*Direction*
Copy each line containing the word "drogą" from the records that follow, please.

(Dataset items)
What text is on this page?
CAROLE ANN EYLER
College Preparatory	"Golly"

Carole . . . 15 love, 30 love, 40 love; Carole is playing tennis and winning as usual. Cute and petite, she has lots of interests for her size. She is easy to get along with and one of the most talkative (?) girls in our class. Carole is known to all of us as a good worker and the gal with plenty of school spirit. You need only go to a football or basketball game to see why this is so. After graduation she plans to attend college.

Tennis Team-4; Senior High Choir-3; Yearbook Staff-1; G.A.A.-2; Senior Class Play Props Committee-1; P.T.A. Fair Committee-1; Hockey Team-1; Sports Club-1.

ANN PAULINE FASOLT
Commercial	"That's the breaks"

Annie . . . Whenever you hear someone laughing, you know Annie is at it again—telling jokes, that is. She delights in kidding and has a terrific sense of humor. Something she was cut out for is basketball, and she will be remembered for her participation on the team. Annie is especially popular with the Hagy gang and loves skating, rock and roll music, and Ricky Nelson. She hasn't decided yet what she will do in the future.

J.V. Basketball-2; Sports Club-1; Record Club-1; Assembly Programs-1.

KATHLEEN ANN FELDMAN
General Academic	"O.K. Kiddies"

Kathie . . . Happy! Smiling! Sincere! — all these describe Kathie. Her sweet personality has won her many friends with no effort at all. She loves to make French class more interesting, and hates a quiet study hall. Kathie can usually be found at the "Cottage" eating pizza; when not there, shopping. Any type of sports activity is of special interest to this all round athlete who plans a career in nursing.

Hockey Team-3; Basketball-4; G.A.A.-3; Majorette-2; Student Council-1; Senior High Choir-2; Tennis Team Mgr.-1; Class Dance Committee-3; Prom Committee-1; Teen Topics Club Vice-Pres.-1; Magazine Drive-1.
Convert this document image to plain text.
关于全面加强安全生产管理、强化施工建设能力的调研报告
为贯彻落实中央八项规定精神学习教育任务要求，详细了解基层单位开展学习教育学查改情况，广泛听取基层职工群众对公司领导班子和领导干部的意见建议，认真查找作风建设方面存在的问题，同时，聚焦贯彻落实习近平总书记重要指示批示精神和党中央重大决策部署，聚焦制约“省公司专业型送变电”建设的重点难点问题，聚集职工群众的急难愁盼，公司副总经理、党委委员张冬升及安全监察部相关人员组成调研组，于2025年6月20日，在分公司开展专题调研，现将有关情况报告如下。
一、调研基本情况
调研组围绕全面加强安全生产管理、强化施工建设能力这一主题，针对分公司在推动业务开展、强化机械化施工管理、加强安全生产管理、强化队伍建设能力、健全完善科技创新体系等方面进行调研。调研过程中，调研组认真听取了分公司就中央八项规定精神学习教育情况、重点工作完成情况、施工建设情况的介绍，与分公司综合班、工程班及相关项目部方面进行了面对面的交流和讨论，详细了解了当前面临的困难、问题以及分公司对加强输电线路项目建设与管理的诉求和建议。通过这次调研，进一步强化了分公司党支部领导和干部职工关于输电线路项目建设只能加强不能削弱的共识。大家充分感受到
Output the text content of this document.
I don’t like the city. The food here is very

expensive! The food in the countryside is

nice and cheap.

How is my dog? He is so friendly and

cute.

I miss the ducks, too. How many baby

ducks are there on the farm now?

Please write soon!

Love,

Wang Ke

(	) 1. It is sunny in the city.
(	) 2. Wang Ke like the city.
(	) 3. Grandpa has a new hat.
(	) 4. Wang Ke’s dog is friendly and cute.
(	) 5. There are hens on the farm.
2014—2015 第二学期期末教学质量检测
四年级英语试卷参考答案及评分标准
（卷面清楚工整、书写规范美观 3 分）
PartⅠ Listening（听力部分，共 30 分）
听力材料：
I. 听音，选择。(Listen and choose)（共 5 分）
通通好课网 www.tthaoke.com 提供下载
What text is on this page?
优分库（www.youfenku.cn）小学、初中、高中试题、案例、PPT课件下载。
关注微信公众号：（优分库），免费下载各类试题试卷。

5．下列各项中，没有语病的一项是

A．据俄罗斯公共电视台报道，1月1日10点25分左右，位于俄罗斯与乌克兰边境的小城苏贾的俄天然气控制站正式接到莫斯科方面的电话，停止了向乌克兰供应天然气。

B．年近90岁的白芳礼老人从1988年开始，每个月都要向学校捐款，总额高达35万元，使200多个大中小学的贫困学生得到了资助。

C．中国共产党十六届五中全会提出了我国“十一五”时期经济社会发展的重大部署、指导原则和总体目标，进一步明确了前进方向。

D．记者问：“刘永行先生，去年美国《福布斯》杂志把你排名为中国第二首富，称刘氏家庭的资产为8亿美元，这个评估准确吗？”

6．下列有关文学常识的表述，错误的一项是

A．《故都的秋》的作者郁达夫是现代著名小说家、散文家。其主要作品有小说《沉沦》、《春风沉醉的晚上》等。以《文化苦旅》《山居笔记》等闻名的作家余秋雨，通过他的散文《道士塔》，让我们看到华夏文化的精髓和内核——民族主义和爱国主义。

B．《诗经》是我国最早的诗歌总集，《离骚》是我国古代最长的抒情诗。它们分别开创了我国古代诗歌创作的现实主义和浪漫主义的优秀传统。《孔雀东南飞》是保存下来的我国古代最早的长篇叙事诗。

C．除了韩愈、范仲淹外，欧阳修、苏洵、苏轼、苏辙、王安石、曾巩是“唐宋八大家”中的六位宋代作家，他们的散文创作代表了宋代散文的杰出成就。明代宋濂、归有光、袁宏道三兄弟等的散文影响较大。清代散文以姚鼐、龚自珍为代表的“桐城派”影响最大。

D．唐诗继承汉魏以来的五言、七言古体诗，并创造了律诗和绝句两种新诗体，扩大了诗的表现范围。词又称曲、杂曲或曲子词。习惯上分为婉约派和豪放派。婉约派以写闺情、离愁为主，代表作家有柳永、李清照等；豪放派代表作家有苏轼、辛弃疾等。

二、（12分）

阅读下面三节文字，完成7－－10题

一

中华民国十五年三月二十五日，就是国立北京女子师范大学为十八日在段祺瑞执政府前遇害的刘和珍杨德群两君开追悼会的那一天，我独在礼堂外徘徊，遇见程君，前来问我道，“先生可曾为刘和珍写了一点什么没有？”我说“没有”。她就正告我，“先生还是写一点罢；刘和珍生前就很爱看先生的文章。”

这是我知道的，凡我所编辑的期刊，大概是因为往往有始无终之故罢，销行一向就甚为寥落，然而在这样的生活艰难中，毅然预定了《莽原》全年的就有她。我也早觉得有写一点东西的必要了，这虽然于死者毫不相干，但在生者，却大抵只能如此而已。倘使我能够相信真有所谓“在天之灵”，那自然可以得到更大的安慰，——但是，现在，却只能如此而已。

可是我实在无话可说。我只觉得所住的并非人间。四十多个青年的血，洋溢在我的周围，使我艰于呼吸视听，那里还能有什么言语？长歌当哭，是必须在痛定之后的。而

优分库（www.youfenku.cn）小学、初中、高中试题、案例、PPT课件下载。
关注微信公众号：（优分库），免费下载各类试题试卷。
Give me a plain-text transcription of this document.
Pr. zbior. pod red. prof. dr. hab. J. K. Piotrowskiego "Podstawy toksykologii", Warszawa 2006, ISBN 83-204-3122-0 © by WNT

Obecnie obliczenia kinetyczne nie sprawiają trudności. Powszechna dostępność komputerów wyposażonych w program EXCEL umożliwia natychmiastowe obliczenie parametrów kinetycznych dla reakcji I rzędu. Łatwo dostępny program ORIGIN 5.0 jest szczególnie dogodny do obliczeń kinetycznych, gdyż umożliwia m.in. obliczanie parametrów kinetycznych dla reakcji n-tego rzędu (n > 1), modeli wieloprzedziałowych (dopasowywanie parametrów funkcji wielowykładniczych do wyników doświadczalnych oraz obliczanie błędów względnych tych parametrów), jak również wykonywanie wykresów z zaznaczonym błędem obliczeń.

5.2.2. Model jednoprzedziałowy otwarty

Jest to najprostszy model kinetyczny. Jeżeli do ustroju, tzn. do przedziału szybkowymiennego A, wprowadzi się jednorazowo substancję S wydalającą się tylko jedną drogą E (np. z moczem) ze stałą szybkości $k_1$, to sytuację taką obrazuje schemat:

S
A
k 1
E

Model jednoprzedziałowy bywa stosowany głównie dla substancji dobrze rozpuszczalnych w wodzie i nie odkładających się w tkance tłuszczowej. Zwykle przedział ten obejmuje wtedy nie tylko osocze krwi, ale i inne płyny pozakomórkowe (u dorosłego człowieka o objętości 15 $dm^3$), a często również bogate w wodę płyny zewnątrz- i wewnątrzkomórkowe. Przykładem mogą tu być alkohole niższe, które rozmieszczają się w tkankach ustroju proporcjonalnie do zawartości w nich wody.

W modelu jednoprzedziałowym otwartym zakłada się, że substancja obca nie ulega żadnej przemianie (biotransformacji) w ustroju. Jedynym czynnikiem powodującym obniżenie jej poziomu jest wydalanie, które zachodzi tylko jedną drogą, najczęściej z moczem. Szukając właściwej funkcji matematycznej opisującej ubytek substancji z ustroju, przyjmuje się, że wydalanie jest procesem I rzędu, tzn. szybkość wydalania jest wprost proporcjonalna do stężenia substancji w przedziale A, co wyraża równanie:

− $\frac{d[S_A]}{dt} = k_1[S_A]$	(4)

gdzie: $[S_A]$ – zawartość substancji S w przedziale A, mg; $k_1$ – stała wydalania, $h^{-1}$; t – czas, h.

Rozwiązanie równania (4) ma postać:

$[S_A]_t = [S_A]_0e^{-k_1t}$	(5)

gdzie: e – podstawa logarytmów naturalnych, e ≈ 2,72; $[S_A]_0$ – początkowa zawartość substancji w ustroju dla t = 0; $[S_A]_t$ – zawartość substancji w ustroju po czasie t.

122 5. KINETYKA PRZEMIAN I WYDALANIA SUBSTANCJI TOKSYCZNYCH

*The solution*
Jest to najprostszy model kinetyczny. Jeżeli do ustroju, tzn. do przedziału szybkowymiennego A, wprowadzi się jednorazowo substancję S wydalającą się tylko jedną drogą E (np. z moczem) ze stałą szybkości $k_1$, to sytuację taką obrazuje schemat:
W modelu jednoprzedziałowym otwartym zakłada się, że substancja obca nie ulega żadnej przemianie (biotransformacji) w ustroju. Jedynym czynnikiem powodującym obniżenie jej poziomu jest wydalanie, które zachodzi tylko jedną drogą, najczęściej z moczem. Szukając właściwej funkcji matematycznej opisującej ubytek substancji z ustroju, przyjmuje się, że wydalanie jest procesem I rzędu, tzn. szybkość wydalania jest wprost proporcjonalna do stężenia substancji w przedziale A, co wyraża równanie:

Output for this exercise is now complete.